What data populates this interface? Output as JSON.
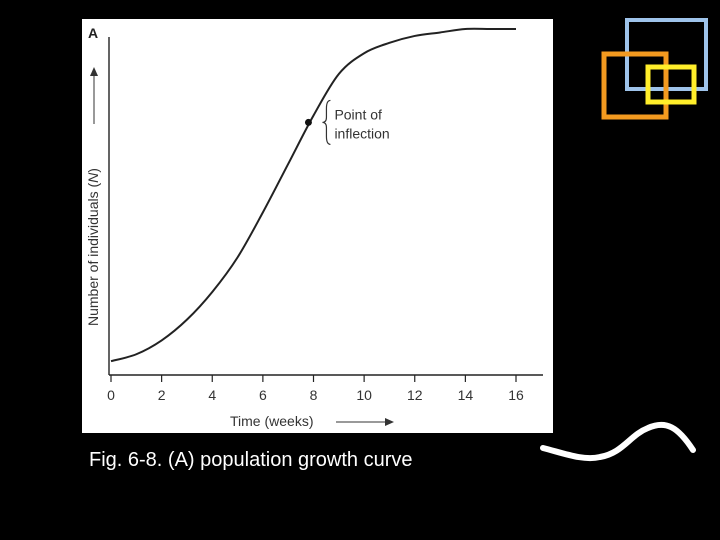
{
  "caption": "Fig. 6-8. (A) population growth curve",
  "colors": {
    "background": "#000000",
    "panel": "#ffffff",
    "ink": "#222222",
    "deco_blue": "#9ec3ea",
    "deco_orange": "#f39a1f",
    "deco_yellow": "#ffee2a",
    "deco_wave": "#ffffff"
  },
  "chart_data": {
    "type": "line",
    "panel_label": "A",
    "title": "",
    "xlabel": "Time (weeks)",
    "ylabel_prefix": "Number of individuals (",
    "ylabel_symbol": "N",
    "ylabel_suffix": ")",
    "x_ticks": [
      0,
      2,
      4,
      6,
      8,
      10,
      12,
      14,
      16
    ],
    "xlim": [
      0,
      17.2
    ],
    "y_ticks_shown": false,
    "grid": false,
    "series": [
      {
        "x": [
          0,
          1,
          2,
          3,
          4,
          5,
          6,
          7,
          8,
          9,
          10,
          11,
          12,
          13,
          14,
          15,
          16
        ],
        "y": [
          0.04,
          0.06,
          0.1,
          0.16,
          0.24,
          0.34,
          0.47,
          0.61,
          0.75,
          0.87,
          0.93,
          0.96,
          0.98,
          0.99,
          1.0,
          1.0,
          1.0
        ]
      }
    ],
    "annotation": {
      "text_line1": "Point of",
      "text_line2": "inflection",
      "x": 7.8,
      "y": 0.73
    }
  }
}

Work to do
Write out the material above again, word for word, minus its pictures.

The response
What data populates this interface? Output as JSON.
{
  "caption": "Fig. 6-8. (A) population growth curve",
  "colors": {
    "background": "#000000",
    "panel": "#ffffff",
    "ink": "#222222",
    "deco_blue": "#9ec3ea",
    "deco_orange": "#f39a1f",
    "deco_yellow": "#ffee2a",
    "deco_wave": "#ffffff"
  },
  "chart_data": {
    "type": "line",
    "panel_label": "A",
    "title": "",
    "xlabel": "Time (weeks)",
    "ylabel_prefix": "Number of individuals (",
    "ylabel_symbol": "N",
    "ylabel_suffix": ")",
    "x_ticks": [
      0,
      2,
      4,
      6,
      8,
      10,
      12,
      14,
      16
    ],
    "xlim": [
      0,
      17.2
    ],
    "y_ticks_shown": false,
    "grid": false,
    "series": [
      {
        "x": [
          0,
          1,
          2,
          3,
          4,
          5,
          6,
          7,
          8,
          9,
          10,
          11,
          12,
          13,
          14,
          15,
          16
        ],
        "y": [
          0.04,
          0.06,
          0.1,
          0.16,
          0.24,
          0.34,
          0.47,
          0.61,
          0.75,
          0.87,
          0.93,
          0.96,
          0.98,
          0.99,
          1.0,
          1.0,
          1.0
        ]
      }
    ],
    "annotation": {
      "text_line1": "Point of",
      "text_line2": "inflection",
      "x": 7.8,
      "y": 0.73
    }
  }
}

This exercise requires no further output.